### SET EXERCISE
Copy all lines that contain the word "alle".
■ ■ ■
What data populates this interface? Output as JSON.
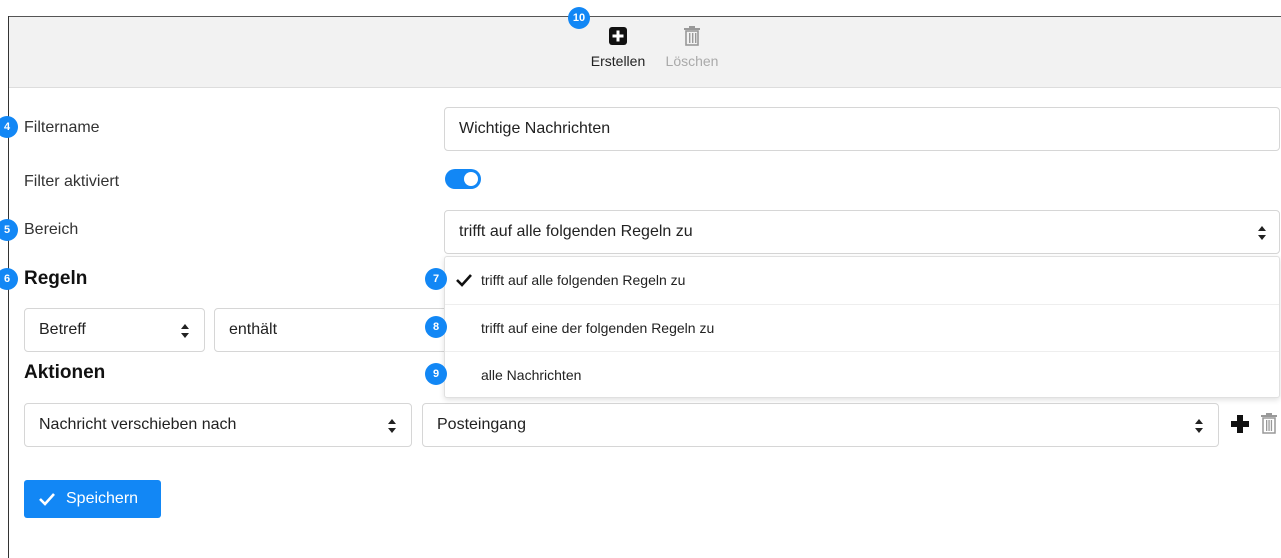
{
  "toolbar": {
    "create_label": "Erstellen",
    "delete_label": "Löschen",
    "create_icon": "plus-square-icon",
    "delete_icon": "trash-icon"
  },
  "badges": {
    "b4": "4",
    "b5": "5",
    "b6": "6",
    "b7": "7",
    "b8": "8",
    "b9": "9",
    "b10": "10"
  },
  "form": {
    "filtername_label": "Filtername",
    "filtername_value": "Wichtige Nachrichten",
    "enabled_label": "Filter aktiviert",
    "enabled": true,
    "scope_label": "Bereich",
    "scope_value": "trifft auf alle folgenden Regeln zu"
  },
  "scope_options": [
    {
      "label": "trifft auf alle folgenden Regeln zu",
      "selected": true
    },
    {
      "label": "trifft auf eine der folgenden Regeln zu",
      "selected": false
    },
    {
      "label": "alle Nachrichten",
      "selected": false
    }
  ],
  "rules": {
    "heading": "Regeln",
    "field_value": "Betreff",
    "operator_value": "enthält"
  },
  "actions": {
    "heading": "Aktionen",
    "action_value": "Nachricht verschieben nach",
    "target_value": "Posteingang"
  },
  "save_label": "Speichern",
  "colors": {
    "accent": "#1287f5",
    "toolbar_bg": "#f2f2f2"
  }
}
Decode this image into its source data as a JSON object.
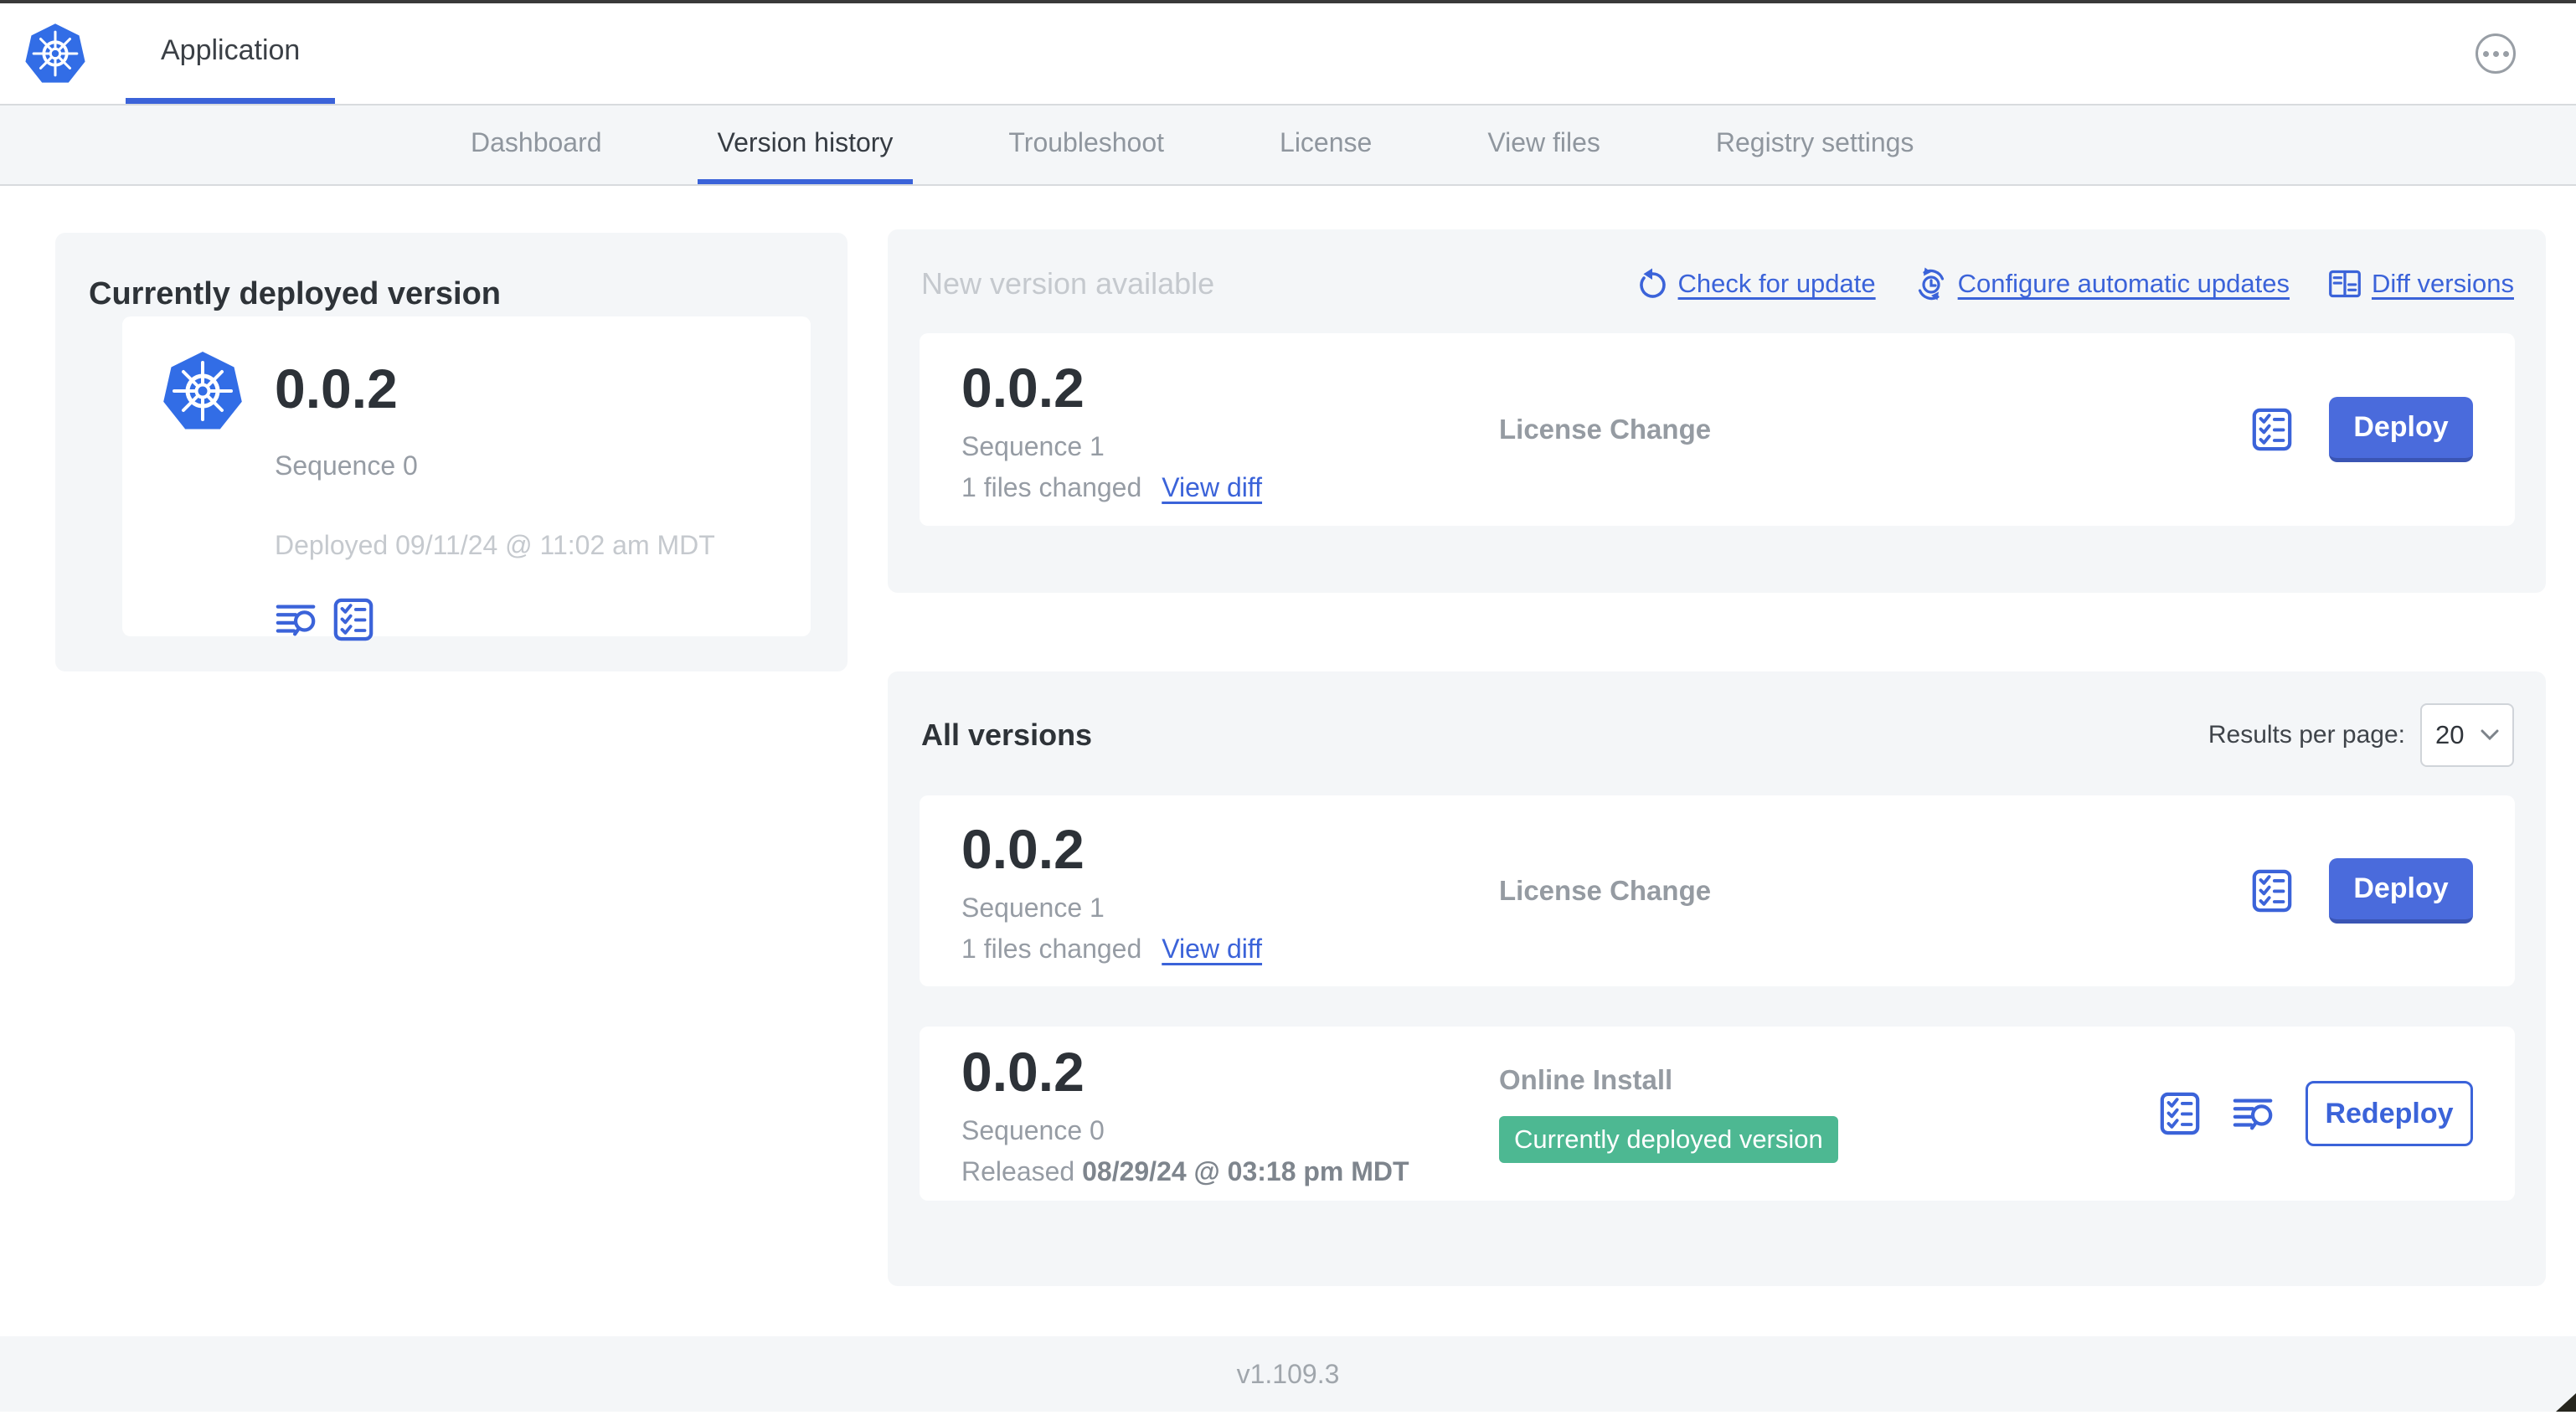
{
  "colors": {
    "brand_blue": "#326de6",
    "link_blue": "#3b63d9",
    "button_blue": "#4a6bdc",
    "badge_green": "#4db892",
    "muted_text": "#969ca4",
    "faint_text": "#c5c9ce",
    "section_bg": "#f4f6f8"
  },
  "icons": {
    "logo": "kubernetes-logo",
    "menu": "ellipsis-icon",
    "check_update": "refresh-arrow-icon",
    "auto_updates": "clock-sync-icon",
    "diff": "diff-columns-icon",
    "logs": "lines-magnifier-icon",
    "checklist": "checklist-icon",
    "chevron": "chevron-down-icon"
  },
  "header": {
    "app_title": "Application"
  },
  "nav": {
    "tabs": [
      {
        "label": "Dashboard",
        "active": false
      },
      {
        "label": "Version history",
        "active": true
      },
      {
        "label": "Troubleshoot",
        "active": false
      },
      {
        "label": "License",
        "active": false
      },
      {
        "label": "View files",
        "active": false
      },
      {
        "label": "Registry settings",
        "active": false
      }
    ]
  },
  "current_version_card": {
    "title": "Currently deployed version",
    "version": "0.0.2",
    "sequence": "Sequence 0",
    "deployed": "Deployed 09/11/24 @ 11:02 am MDT"
  },
  "new_version_section": {
    "title": "New version available",
    "check_for_update": "Check for update",
    "configure_automatic_updates": "Configure automatic updates",
    "diff_versions": "Diff versions",
    "card": {
      "version": "0.0.2",
      "sequence": "Sequence 1",
      "files_changed": "1 files changed",
      "view_diff": "View diff",
      "source": "License Change",
      "action_label": "Deploy"
    }
  },
  "all_versions_section": {
    "title": "All versions",
    "results_per_page_label": "Results per page:",
    "results_per_page_value": "20",
    "rows": [
      {
        "version": "0.0.2",
        "sequence": "Sequence 1",
        "files_changed": "1 files changed",
        "view_diff": "View diff",
        "source": "License Change",
        "action_label": "Deploy"
      },
      {
        "version": "0.0.2",
        "sequence": "Sequence 0",
        "released_prefix": "Released",
        "released_date": "08/29/24 @ 03:18 pm MDT",
        "source": "Online Install",
        "badge": "Currently deployed version",
        "action_label": "Redeploy"
      }
    ]
  },
  "footer": {
    "app_manager_version": "v1.109.3"
  }
}
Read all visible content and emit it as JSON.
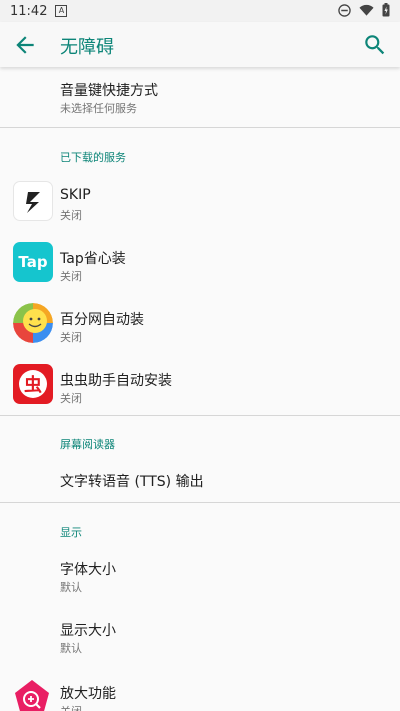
{
  "status": {
    "time": "11:42"
  },
  "appbar": {
    "title": "无障碍"
  },
  "items": {
    "volume_shortcut": {
      "title": "音量键快捷方式",
      "summary": "未选择任何服务"
    },
    "downloaded_header": "已下载的服务",
    "skip": {
      "title": "SKIP",
      "summary": "关闭"
    },
    "tap": {
      "title": "Tap省心装",
      "summary": "关闭",
      "icon_text": "Tap"
    },
    "baidu": {
      "title": "百分网自动装",
      "summary": "关闭"
    },
    "chongchong": {
      "title": "虫虫助手自动安装",
      "summary": "关闭",
      "icon_text": "虫"
    },
    "screen_reader_header": "屏幕阅读器",
    "tts": {
      "title": "文字转语音 (TTS) 输出"
    },
    "display_header": "显示",
    "font_size": {
      "title": "字体大小",
      "summary": "默认"
    },
    "display_size": {
      "title": "显示大小",
      "summary": "默认"
    },
    "magnification": {
      "title": "放大功能",
      "summary": "关闭"
    }
  },
  "colors": {
    "accent": "#0d8578",
    "tap_icon_bg": "#15c5ce",
    "chongchong_bg": "#e31b23"
  }
}
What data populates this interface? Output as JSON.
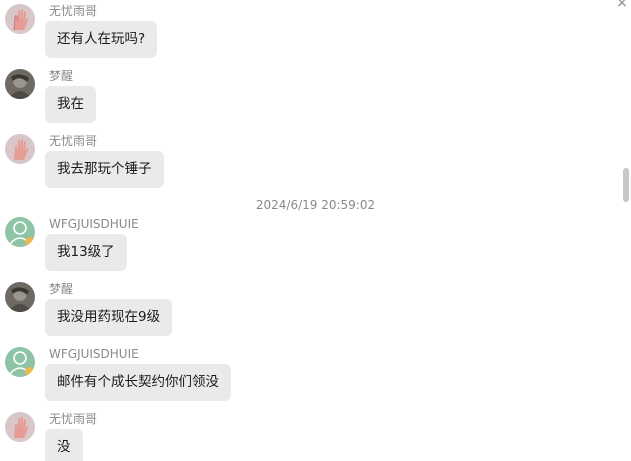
{
  "window": {
    "close_glyph": "×"
  },
  "timestamp": "2024/6/19 20:59:02",
  "messages": [
    {
      "sender": "无忧雨哥",
      "avatar": "hand-avatar-icon",
      "text": "还有人在玩吗?"
    },
    {
      "sender": "梦醒",
      "avatar": "photo-avatar-icon",
      "text": "我在"
    },
    {
      "sender": "无忧雨哥",
      "avatar": "hand-avatar-icon",
      "text": "我去那玩个锤子"
    },
    {
      "sender": "WFGJUISDHUIE",
      "avatar": "default-green-avatar-icon",
      "text": "我13级了"
    },
    {
      "sender": "梦醒",
      "avatar": "photo-avatar-icon",
      "text": "我没用药现在9级"
    },
    {
      "sender": "WFGJUISDHUIE",
      "avatar": "default-green-avatar-icon",
      "text": "邮件有个成长契约你们领没"
    },
    {
      "sender": "无忧雨哥",
      "avatar": "hand-avatar-icon",
      "text": "没"
    }
  ],
  "colors": {
    "bubble_bg": "#eaeaea",
    "name_text": "#8a8a8a",
    "green_avatar": "#7fb99a"
  }
}
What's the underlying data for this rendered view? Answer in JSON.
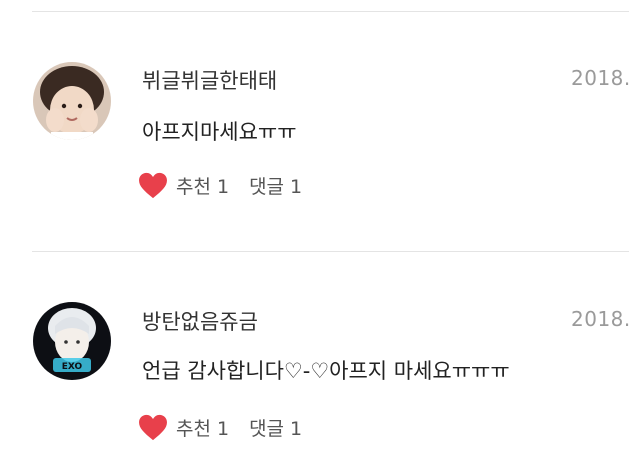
{
  "comments": [
    {
      "author": "뷔글뷔글한태태",
      "date": "2018.",
      "text": "아프지마세요ㅠㅠ",
      "like_label": "추천",
      "like_count": "1",
      "reply_label": "댓글",
      "reply_count": "1",
      "avatar_colors": {
        "bg": "#d9c7b8",
        "hair": "#3a2a22",
        "skin": "#f1d9c6"
      }
    },
    {
      "author": "방탄없음쥬금",
      "date": "2018.",
      "text": "언급 감사합니다♡-♡아프지 마세요ㅠㅠㅠ",
      "like_label": "추천",
      "like_count": "1",
      "reply_label": "댓글",
      "reply_count": "1",
      "avatar_colors": {
        "bg": "#0d0f14",
        "hair": "#e9ecef",
        "accent": "#3ec8e8"
      }
    }
  ],
  "colors": {
    "heart": "#e8404b",
    "divider": "#e4e4e4",
    "muted": "#9a9a9a"
  }
}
■ ■ ■
### THE RESULT
    "scope_value": "trifft auf alle folgenden Regeln zu"
      "label": "trifft auf alle folgenden Regeln zu",
      "label": "alle Nachrichten",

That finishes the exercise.